# WHAT THIS TASK INVOLVES
From the entries that follow, gather each line holding the word "Takis".

# DATA ENTRIES
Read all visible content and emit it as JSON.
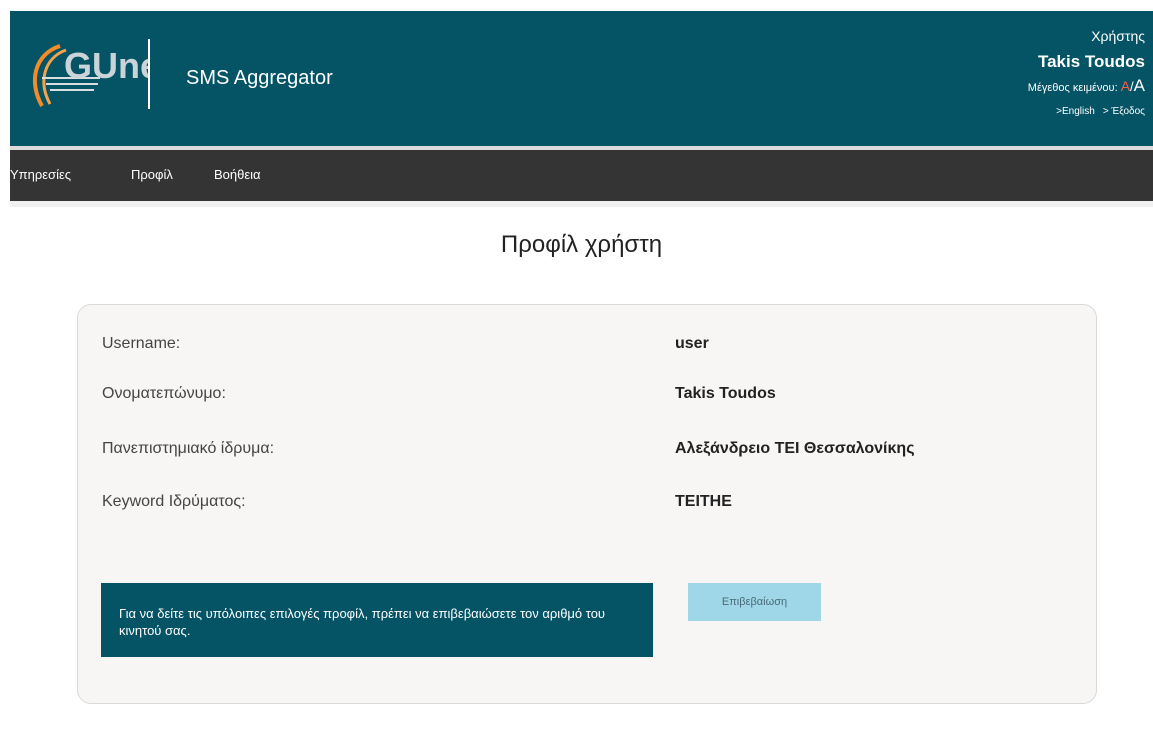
{
  "header": {
    "app_title": "SMS Aggregator",
    "logo_text": "GUnet",
    "user_label": "Χρήστης",
    "user_name": "Takis Toudos",
    "font_size_label": "Μέγεθος κειμένου:",
    "font_small": "A",
    "font_sep": "/",
    "font_large": "A",
    "lang_link": ">English",
    "logout_link": "> Έξοδος"
  },
  "nav": {
    "items": [
      {
        "label": "Υπηρεσίες"
      },
      {
        "label": "Προφίλ"
      },
      {
        "label": "Βοήθεια"
      }
    ]
  },
  "main": {
    "title": "Προφίλ χρήστη",
    "rows": [
      {
        "label": "Username:",
        "value": "user"
      },
      {
        "label": "Ονοματεπώνυμο:",
        "value": "Takis Toudos"
      },
      {
        "label": "Πανεπιστημιακό ίδρυμα:",
        "value": "Αλεξάνδρειο ΤΕΙ Θεσσαλονίκης"
      },
      {
        "label": "Keyword Ιδρύματος:",
        "value": "TEITHE"
      }
    ],
    "notice": "Για να δείτε τις υπόλοιπες επιλογές προφίλ, πρέπει να επιβεβαιώσετε τον αριθμό του κινητού σας.",
    "confirm_label": "Επιβεβαίωση"
  },
  "colors": {
    "header_bg": "#045466",
    "nav_bg": "#343434",
    "card_bg": "#f7f6f5",
    "button_bg": "#9fd6e8",
    "accent_red": "#ff5a4a"
  }
}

# EXPECTED ANSWER
    "user_name": "Takis Toudos",
        "value": "Takis Toudos"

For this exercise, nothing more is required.